-- start of GIVEN ENTRIES --
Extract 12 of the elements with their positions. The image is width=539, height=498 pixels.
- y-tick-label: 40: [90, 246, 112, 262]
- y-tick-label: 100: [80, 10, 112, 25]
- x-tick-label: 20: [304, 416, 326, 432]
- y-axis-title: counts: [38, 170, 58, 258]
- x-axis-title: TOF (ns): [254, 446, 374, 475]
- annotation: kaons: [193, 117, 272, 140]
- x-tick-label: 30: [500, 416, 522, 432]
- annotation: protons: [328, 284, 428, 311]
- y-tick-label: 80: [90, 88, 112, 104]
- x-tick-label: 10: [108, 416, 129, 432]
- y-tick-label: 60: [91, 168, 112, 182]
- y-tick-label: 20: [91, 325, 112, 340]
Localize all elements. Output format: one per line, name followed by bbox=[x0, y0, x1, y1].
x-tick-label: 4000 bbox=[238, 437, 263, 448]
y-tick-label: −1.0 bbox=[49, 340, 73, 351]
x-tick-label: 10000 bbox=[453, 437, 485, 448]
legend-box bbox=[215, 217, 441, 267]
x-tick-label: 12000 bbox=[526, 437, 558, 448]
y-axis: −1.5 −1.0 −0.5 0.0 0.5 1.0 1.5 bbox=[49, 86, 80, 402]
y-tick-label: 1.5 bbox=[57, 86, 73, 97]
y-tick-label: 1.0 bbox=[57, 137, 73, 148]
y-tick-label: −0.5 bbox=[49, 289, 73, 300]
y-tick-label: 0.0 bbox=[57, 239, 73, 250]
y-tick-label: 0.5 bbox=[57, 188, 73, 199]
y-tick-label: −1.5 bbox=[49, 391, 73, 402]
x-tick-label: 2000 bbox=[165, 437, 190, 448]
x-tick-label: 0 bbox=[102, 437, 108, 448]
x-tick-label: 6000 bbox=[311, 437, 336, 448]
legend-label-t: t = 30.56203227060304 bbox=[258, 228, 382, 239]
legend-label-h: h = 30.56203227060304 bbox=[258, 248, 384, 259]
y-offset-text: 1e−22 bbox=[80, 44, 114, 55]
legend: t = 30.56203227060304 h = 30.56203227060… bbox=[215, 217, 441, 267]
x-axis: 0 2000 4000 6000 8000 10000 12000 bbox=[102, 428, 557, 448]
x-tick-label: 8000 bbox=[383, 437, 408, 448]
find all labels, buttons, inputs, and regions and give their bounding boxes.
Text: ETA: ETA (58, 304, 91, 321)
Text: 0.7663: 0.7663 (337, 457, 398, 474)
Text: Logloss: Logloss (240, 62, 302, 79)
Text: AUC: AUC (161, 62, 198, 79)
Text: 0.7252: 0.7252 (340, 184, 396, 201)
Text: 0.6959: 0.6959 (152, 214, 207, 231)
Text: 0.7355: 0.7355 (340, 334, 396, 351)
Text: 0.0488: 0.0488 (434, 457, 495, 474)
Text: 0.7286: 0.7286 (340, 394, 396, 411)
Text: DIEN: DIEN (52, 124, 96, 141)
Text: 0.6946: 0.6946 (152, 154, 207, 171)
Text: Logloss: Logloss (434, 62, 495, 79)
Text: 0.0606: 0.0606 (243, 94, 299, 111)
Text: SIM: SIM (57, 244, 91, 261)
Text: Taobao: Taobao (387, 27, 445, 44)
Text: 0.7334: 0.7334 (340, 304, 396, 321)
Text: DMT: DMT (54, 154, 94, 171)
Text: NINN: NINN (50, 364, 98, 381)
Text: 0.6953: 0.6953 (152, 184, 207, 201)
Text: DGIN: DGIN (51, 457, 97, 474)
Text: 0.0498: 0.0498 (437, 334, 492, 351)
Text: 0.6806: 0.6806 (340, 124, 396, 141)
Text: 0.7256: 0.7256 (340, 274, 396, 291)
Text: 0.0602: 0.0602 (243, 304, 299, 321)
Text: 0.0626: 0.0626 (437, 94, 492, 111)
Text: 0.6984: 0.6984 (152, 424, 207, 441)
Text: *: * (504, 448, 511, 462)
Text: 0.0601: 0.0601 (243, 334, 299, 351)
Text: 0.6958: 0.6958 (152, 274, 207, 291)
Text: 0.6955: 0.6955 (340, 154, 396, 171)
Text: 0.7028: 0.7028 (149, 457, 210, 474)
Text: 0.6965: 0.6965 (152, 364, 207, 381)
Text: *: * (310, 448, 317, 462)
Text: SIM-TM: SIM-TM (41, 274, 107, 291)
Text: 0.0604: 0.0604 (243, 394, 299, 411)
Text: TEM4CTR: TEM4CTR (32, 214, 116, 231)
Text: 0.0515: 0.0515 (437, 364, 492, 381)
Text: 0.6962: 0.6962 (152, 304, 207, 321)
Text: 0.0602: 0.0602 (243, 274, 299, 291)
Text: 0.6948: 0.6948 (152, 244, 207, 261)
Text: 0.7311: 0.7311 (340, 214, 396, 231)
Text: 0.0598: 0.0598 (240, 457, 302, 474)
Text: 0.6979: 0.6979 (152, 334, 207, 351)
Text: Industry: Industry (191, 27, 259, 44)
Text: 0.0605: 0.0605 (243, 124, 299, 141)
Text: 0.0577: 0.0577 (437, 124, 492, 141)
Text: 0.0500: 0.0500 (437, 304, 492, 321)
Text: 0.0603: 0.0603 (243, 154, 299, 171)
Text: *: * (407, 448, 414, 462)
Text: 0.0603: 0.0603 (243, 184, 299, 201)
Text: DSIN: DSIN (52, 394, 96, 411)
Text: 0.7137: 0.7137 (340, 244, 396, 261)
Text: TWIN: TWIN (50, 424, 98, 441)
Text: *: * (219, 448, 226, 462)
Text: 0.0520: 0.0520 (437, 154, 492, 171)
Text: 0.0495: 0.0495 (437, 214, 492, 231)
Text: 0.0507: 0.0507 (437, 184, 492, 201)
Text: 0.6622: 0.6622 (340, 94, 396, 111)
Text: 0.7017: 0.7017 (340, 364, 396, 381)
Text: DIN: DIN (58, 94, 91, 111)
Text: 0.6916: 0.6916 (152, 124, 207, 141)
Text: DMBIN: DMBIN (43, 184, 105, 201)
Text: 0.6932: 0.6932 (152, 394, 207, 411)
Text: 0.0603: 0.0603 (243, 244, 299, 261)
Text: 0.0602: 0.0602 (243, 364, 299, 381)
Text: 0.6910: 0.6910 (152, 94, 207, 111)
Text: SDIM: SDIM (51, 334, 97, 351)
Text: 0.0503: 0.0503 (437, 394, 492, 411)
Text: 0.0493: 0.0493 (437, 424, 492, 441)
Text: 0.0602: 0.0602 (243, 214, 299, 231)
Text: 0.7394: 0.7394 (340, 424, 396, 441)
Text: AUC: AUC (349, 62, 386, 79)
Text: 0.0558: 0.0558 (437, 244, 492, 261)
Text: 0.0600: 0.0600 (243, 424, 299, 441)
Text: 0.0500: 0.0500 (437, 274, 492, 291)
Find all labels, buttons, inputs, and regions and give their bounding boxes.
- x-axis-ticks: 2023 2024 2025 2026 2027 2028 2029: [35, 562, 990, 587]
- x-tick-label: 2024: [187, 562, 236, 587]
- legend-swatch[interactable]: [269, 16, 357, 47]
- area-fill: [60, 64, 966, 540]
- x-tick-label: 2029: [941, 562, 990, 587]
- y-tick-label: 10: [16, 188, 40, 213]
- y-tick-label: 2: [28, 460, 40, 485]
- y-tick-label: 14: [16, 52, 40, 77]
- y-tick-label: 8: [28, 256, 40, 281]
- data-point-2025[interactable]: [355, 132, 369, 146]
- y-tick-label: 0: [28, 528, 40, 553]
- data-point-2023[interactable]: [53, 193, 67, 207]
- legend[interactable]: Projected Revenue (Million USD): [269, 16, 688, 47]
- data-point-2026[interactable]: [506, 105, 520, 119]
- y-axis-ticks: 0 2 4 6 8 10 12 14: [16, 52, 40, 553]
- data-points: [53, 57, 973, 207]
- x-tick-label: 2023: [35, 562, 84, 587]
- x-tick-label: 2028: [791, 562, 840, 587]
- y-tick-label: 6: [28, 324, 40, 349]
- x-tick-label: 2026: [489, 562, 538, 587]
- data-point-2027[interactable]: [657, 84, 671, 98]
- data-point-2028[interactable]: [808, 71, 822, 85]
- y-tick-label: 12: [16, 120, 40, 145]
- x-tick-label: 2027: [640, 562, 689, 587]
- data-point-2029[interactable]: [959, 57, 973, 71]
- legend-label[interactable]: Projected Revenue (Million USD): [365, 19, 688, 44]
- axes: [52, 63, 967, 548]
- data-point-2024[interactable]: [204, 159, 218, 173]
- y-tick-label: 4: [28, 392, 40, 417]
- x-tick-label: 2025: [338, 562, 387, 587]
-- end of GIVEN ENTRIES --
### INSTRUCTIONS TO FOLLOW
Quote the listing above verbatim, from its first line through the line containing "- y-tick-label: 20: [91, 325, 112, 340]", with both of those lines included.

### RESULT OF THE EXERCISE
Extract 12 of the elements with their positions. The image is width=539, height=498 pixels.
- y-tick-label: 40: [90, 246, 112, 262]
- y-tick-label: 100: [80, 10, 112, 25]
- x-tick-label: 20: [304, 416, 326, 432]
- y-axis-title: counts: [38, 170, 58, 258]
- x-axis-title: TOF (ns): [254, 446, 374, 475]
- annotation: kaons: [193, 117, 272, 140]
- x-tick-label: 30: [500, 416, 522, 432]
- annotation: protons: [328, 284, 428, 311]
- y-tick-label: 80: [90, 88, 112, 104]
- x-tick-label: 10: [108, 416, 129, 432]
- y-tick-label: 60: [91, 168, 112, 182]
- y-tick-label: 20: [91, 325, 112, 340]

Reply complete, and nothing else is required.